Dans le texte ci-dessous, quel nom la psychologie cognitive donne-t-elle à la tâche de reconnaissance qu'est la classification ?

Section texte:
━━━━━━━━━━━━━━━━━━━━━━━━━━━━━━
La contribution de Bernard Conein pose la question de savoir si la classification des objets naturels est du même type que la classification des personnes. Pour Durkheim et Lévi-Strauss, les classifications sont un « mode de pensée » ou un « mode de connaissance ». Or, pour la psychologie cognitive, la classification est une tâche de reconnaissance – appelée catégorisation – qui est moins liée à la connaissance qu’à la perception. Classifier, c’est par exemple mobiliser, au premier coup d’œil, la catégorie perceptuelle chien en présence d’un chien (alors que d’autres catégories, par exemple animal, sont disponibles). Sacks tente de transposer ce type d’analyse, valable pour les objets visuels, au cas des « objets sociaux » tels les personnes. Le problème est qu’il est souvent impossible « de relier directement un concept social à une personne » (p. 200), notamment parce que dire de quelqu’un qu’il est, par exemple, « alpiniste », c’est décrire cette personne « en fonction des buts ou des actions qu’elle accomplit » (p. 200). Pour résoudre cette difficulté, Conein mobilise les travaux de Schegloff, qui montre que l’usage d’un terme catégoriel n’implique pas forcément une catégorisation. Par exemple, dans la phrase « there is a woman in my class who is a nurse », le mot nurse sert « à faire référence à quelqu’un de singulier en attirant l’attention sur lui en tant qu’individu » (p. 204). Ainsi, « désigner quelqu’un au moyen d’une description qui contient un nom de groupe comme nurse ne veut (…) pas dire automatiquement le classifier » (p. 206). Plus généralement, dans les conversations, les références identifiantes sont plus fréquentes que les descriptions classifiantes. C’est que l’acquisition d’informations singularisantes est le moyen privilégié de la construction des relations sociales, comme on le voit bien dans le cas des anecdotes et du commérage, qui permettent « d’accroitre la connectivité interpersonnelle au sein des réseaux » (p. 211).

La contribution de Louis Quéré a pour but de différencier deux types d’erreurs dans la cognition sociale. Nous pouvons nous tromper suite à la non-application d’un principe, d’une règle, ou d’un procédé que nous sommes supposés connaitre et être en mesure d’appliquer. Mais on peut également se tromper « faute de (…) pouvoir connaitre, au moment d’agir, la conduite correcte » (p. 220). D’où une distinction entre erreur-error et erreur-mistake : il y a error quand l’ignorance était difficilement évitable, et mistake quand la règle ou la procédure – donc la manière correcte de faire – était supposée connue. L’action sociale a éminemment partie liée avec l’erreur-error : en effet, il arrive quotidiennement que nous engagions « un cours d’action dont on ne peut pas savoir, à l’avance, s’il convient ou non à la situation » (p. 223). De plus, l’action sociale est souvent moins affaire de conformation à des règles que de savoir-faire et de perspicacité. Par exemple, la transsexuelle Agnès décrite par Garfinkel était « en permanence exposée à commettre des erreurs de comportement qui risquaient de révéler ce qu’elle était, et ce qu’elle avait été, et, par là, de provoquer une dégradation de son identité » (p. 240). Une personne « normale » ne manifestant pas assez les signes de son identité sexuelle pourrait être blâmée ; mais si l’on prend en compte la situation d’apprentissage dans laquelle se trouve Agnès, on ne peut parler que d’erreur-error. L’auteur soutient qu’il n’est pas possible de définir un « élément de réalité » à l’aune duquel des erreurs-mistakes sociales puissent se produire : les personnes sont toujours susceptibles d’être, dans une certaine mesure, en situation de « transit socio-culturel » (p. 238) et ne peuvent donc commettre, quand ils se trompent, que des erreurs sociales de type error.
━━━━━━━━━━━━━━━━━━━━━━━━━━━━━━
Jeu de données:
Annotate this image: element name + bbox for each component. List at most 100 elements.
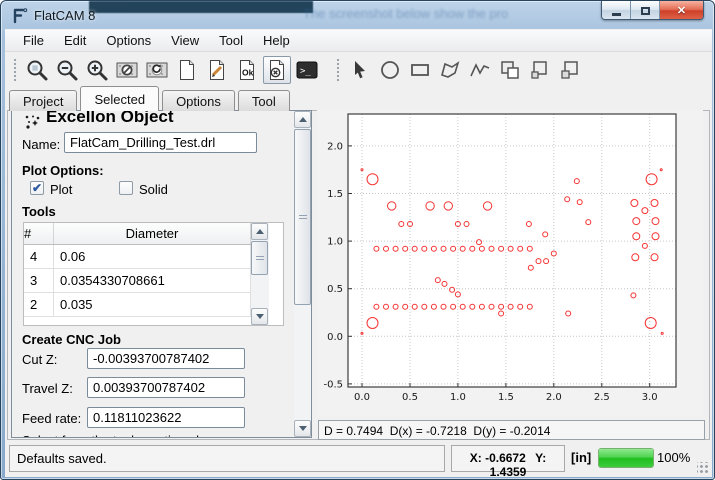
━━━━━━━━━━━━━━━━━━━━━━━━━━━━━━
Résultat obtenu:
La catégorisation.